Extracted data entries
----------

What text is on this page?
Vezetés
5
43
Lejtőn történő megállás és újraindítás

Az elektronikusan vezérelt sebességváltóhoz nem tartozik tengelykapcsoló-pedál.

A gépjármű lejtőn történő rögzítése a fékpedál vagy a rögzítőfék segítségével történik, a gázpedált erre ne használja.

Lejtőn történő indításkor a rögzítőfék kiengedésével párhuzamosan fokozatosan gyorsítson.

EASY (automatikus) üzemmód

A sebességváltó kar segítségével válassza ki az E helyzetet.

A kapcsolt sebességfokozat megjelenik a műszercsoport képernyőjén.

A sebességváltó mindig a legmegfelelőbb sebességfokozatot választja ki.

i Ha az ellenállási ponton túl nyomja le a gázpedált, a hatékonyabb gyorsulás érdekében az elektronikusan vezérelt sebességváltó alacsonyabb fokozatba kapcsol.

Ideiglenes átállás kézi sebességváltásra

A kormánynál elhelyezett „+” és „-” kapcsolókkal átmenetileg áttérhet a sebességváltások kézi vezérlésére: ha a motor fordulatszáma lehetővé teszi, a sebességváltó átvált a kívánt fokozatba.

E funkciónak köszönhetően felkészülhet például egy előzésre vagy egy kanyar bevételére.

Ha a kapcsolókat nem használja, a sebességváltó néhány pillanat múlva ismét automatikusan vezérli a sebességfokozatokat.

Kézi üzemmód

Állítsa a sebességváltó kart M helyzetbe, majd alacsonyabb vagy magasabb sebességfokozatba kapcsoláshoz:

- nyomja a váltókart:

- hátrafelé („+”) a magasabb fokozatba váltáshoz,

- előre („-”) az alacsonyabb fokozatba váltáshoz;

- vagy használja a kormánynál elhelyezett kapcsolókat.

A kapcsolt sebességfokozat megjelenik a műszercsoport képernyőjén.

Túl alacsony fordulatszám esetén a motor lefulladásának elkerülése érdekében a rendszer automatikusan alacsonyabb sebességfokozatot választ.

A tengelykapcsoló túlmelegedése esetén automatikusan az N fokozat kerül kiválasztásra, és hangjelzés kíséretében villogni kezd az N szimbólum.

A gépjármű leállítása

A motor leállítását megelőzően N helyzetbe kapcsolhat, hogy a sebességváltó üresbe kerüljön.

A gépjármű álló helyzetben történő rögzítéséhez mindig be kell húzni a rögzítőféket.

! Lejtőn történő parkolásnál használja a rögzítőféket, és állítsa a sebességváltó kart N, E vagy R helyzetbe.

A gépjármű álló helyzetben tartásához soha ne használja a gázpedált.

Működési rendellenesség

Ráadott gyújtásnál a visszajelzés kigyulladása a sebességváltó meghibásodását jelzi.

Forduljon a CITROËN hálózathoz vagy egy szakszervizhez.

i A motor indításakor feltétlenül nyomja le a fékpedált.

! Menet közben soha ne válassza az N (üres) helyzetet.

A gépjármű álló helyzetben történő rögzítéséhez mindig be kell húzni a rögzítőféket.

----------

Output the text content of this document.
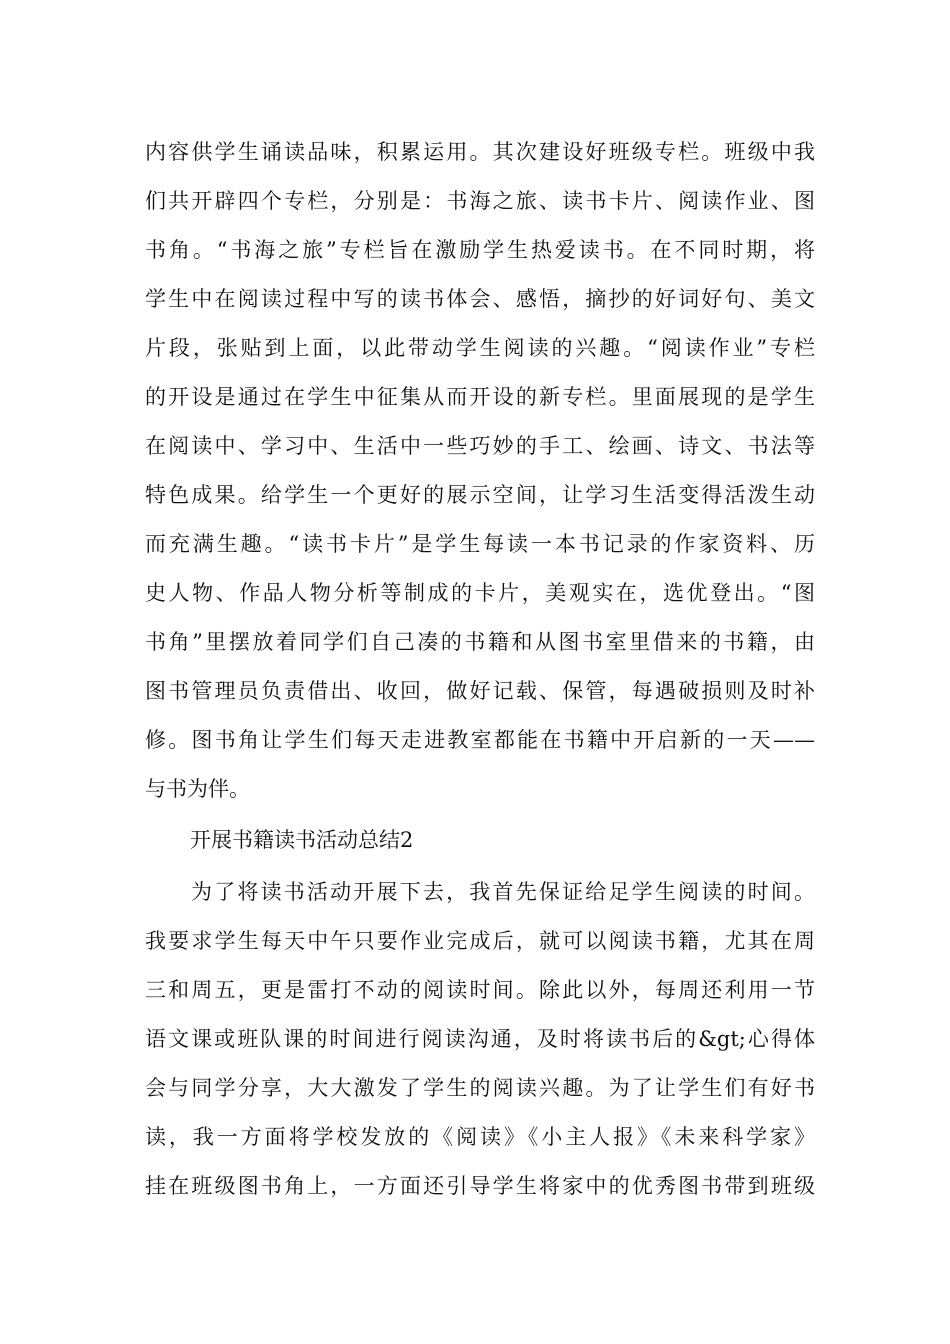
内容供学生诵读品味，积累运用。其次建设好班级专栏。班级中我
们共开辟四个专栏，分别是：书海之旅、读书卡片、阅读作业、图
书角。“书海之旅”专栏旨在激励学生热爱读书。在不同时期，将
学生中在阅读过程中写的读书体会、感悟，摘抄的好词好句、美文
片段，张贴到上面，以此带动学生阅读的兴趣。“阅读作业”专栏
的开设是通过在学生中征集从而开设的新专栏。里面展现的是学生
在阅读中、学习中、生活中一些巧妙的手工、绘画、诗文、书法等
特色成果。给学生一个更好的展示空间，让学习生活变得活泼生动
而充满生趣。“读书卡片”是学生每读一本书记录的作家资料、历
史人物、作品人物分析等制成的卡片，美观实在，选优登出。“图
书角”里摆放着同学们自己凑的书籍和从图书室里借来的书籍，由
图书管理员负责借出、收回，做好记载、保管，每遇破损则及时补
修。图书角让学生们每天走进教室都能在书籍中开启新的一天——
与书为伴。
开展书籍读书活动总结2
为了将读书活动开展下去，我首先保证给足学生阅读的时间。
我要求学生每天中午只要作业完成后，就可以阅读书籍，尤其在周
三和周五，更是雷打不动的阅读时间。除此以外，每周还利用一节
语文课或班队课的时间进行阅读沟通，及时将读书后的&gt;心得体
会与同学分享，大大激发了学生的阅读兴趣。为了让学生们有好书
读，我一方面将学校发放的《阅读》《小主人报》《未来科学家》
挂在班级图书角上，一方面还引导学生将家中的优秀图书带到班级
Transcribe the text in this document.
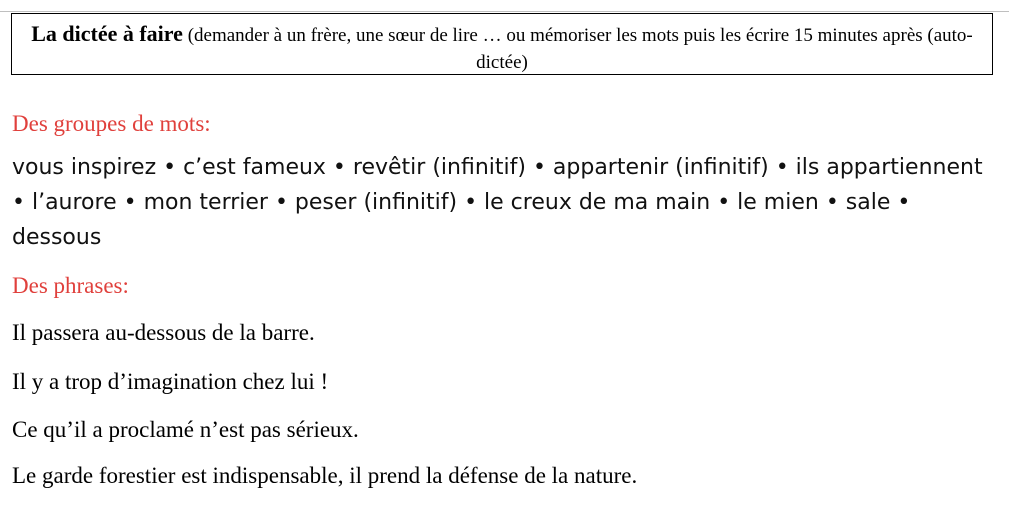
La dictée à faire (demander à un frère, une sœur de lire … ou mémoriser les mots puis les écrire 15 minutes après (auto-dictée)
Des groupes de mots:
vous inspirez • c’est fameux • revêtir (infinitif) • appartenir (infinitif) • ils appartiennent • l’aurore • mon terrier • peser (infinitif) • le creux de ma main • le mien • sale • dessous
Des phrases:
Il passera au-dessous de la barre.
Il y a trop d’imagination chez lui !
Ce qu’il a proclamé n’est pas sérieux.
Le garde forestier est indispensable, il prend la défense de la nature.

----------

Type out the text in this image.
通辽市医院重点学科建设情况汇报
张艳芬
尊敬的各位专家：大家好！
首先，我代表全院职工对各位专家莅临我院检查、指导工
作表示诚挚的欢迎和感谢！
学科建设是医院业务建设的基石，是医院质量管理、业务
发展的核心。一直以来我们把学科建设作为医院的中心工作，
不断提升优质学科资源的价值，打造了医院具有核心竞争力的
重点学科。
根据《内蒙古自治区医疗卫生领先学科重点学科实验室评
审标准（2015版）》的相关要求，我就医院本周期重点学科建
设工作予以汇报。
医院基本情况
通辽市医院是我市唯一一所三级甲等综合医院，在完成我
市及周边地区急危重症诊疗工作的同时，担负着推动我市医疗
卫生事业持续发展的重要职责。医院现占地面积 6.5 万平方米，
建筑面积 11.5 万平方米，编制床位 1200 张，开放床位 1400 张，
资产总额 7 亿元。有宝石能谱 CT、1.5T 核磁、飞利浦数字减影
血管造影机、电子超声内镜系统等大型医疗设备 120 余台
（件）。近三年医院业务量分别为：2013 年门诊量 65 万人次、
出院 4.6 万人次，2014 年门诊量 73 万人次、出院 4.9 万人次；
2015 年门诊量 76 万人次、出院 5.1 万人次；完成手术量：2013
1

----------

_INSTRUCTION_. Search the listing for the word "this". Copy every line in which it occurs.

_RESPONSE BELOW_.
What text is on this page?
Output the text content of this document.
Transcribe the text in this document.
Type out the text in this image.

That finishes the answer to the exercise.